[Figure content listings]
--*--
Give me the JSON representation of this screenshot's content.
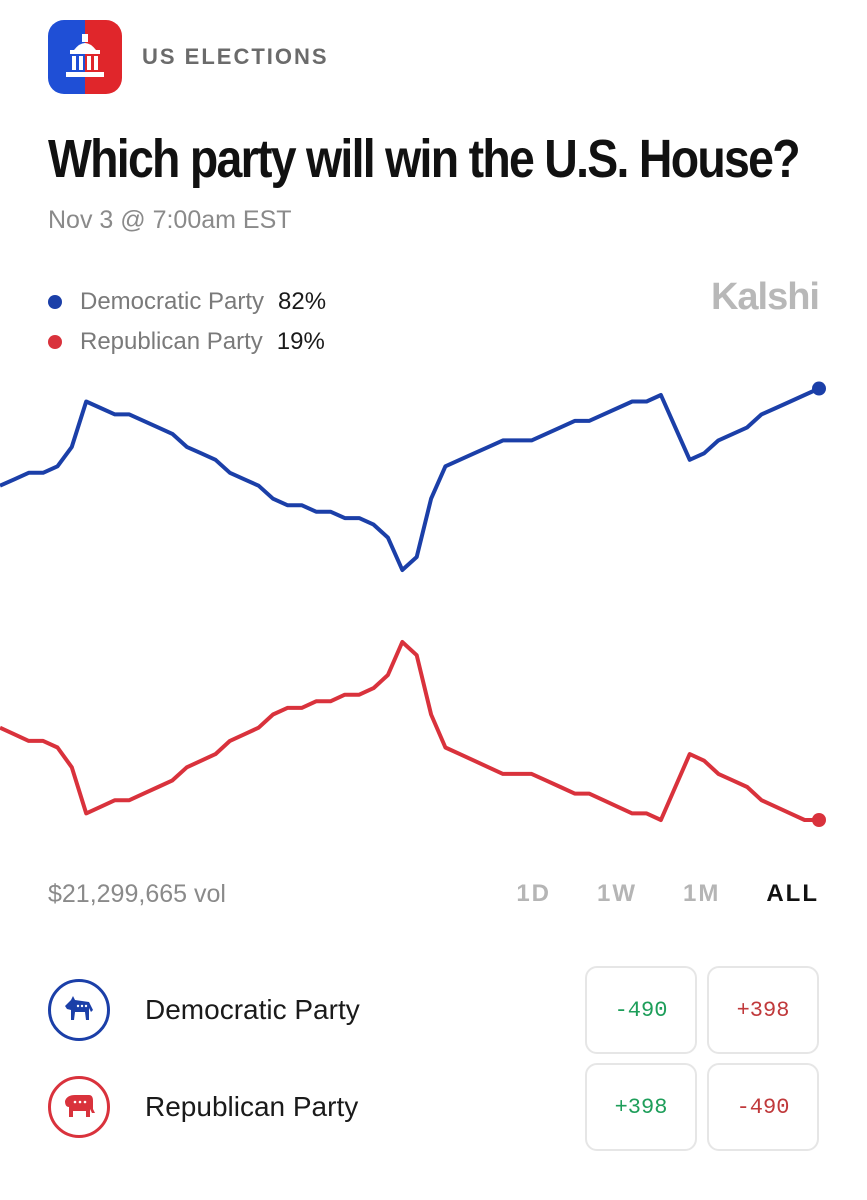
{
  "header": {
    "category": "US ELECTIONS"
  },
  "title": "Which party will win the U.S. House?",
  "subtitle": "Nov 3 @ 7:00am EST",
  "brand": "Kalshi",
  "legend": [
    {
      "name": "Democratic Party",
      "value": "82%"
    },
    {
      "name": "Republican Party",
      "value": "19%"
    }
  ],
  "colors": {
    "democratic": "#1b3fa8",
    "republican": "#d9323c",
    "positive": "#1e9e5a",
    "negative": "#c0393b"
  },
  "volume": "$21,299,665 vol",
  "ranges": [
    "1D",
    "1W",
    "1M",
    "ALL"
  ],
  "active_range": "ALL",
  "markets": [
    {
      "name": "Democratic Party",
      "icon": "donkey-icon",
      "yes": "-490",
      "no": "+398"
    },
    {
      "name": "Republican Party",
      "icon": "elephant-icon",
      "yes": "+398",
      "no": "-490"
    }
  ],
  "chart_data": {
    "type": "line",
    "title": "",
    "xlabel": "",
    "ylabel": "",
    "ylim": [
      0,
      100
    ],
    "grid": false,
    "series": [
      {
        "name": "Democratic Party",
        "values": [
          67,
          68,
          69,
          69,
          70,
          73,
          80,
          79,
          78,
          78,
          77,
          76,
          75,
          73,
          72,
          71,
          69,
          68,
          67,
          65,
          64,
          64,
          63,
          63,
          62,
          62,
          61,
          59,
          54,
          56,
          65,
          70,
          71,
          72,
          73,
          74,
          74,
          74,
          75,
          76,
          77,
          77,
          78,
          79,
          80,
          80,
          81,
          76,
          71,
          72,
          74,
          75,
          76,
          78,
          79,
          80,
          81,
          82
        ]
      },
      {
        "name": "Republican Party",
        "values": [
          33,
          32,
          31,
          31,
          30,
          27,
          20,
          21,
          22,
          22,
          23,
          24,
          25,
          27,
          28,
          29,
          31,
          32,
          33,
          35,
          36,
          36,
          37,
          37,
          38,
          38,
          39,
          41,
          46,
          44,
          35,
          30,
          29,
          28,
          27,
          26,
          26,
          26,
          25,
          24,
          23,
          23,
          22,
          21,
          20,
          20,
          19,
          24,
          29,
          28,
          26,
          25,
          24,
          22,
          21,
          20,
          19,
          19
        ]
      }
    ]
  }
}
--*--
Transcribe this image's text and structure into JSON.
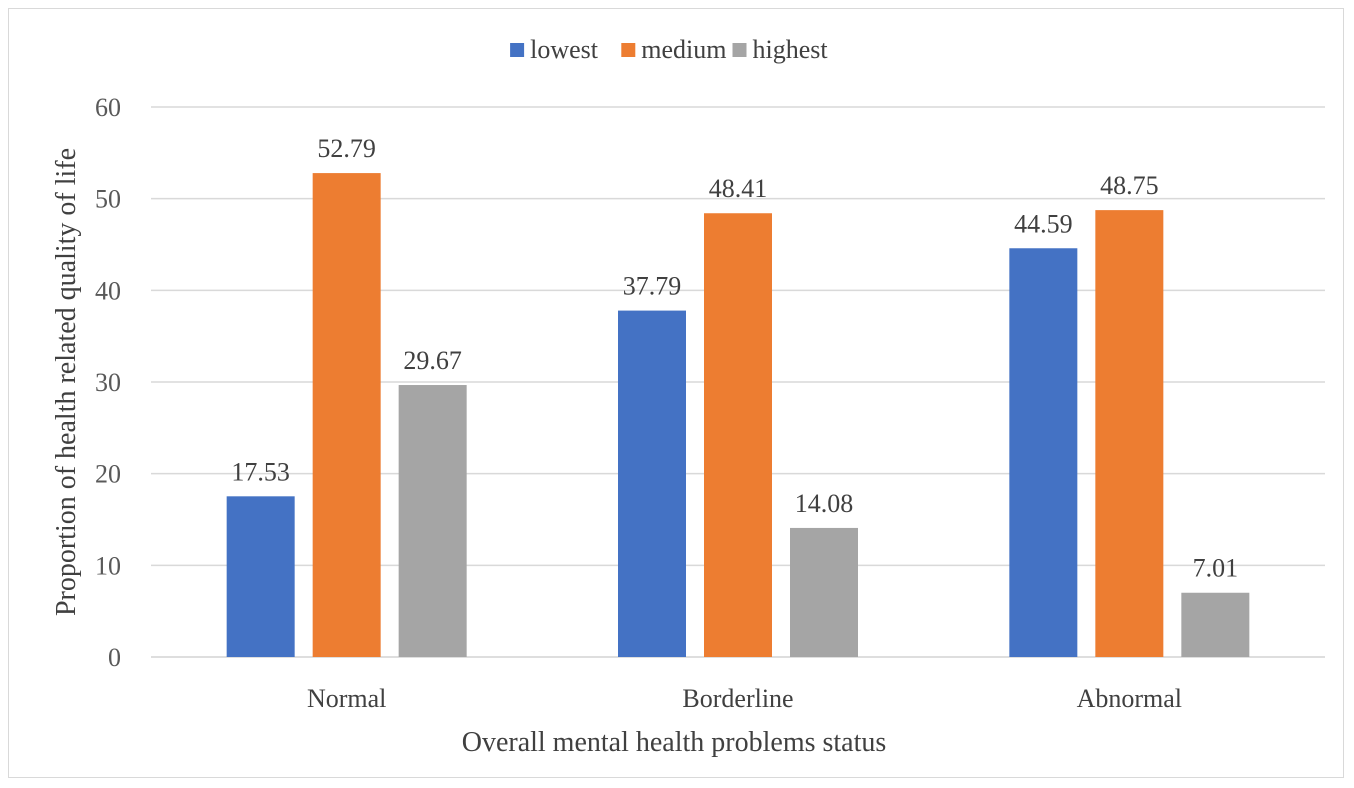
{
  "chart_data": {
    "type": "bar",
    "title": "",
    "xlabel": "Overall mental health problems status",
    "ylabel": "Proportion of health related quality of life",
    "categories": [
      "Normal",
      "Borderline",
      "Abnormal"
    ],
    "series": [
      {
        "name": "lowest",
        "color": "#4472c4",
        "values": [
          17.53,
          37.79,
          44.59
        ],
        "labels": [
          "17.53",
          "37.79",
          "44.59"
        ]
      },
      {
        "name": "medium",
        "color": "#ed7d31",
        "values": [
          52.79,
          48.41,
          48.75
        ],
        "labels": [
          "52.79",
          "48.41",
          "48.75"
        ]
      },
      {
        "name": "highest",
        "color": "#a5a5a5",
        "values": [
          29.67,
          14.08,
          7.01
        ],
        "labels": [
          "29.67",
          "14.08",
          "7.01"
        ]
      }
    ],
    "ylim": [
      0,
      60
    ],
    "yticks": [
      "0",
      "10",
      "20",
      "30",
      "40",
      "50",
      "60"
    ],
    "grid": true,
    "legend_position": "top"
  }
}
--*--
_What is asked_
Copy each line above that contains the word "this".

_Response_
Give me the JSON representation of this screenshot's content.
Transcribe this image's text and structure into JSON.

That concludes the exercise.